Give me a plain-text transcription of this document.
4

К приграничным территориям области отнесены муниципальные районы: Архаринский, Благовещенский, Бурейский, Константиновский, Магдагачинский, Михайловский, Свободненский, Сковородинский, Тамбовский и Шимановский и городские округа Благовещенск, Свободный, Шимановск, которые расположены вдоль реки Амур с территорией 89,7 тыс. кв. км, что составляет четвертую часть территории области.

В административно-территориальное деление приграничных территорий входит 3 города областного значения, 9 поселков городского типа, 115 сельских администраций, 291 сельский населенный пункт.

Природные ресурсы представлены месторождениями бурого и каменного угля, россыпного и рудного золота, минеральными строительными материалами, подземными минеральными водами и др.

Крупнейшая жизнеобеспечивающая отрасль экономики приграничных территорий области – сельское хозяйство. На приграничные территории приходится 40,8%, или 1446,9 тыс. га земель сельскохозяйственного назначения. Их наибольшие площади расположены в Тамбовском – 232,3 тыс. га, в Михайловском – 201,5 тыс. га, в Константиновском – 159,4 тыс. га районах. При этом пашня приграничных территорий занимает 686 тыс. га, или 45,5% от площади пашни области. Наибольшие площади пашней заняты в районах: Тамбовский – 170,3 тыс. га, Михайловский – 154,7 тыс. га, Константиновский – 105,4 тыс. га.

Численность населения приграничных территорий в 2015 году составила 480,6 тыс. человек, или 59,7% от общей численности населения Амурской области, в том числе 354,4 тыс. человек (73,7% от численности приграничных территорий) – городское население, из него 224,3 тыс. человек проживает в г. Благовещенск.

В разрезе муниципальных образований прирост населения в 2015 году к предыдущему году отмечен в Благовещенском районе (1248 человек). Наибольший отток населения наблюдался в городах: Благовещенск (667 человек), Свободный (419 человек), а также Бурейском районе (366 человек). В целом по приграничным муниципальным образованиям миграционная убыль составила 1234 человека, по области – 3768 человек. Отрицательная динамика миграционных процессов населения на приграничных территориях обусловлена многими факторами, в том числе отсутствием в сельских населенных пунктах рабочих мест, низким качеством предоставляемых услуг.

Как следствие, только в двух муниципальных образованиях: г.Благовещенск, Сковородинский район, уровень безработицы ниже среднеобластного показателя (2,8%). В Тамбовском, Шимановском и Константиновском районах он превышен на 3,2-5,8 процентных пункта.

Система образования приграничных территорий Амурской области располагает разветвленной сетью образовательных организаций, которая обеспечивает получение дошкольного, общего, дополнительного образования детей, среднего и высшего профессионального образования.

++++

▸ Job: Determine how many lines in the listing above hold the word "Михайловский", answering with the number only.

▸ The reply: 2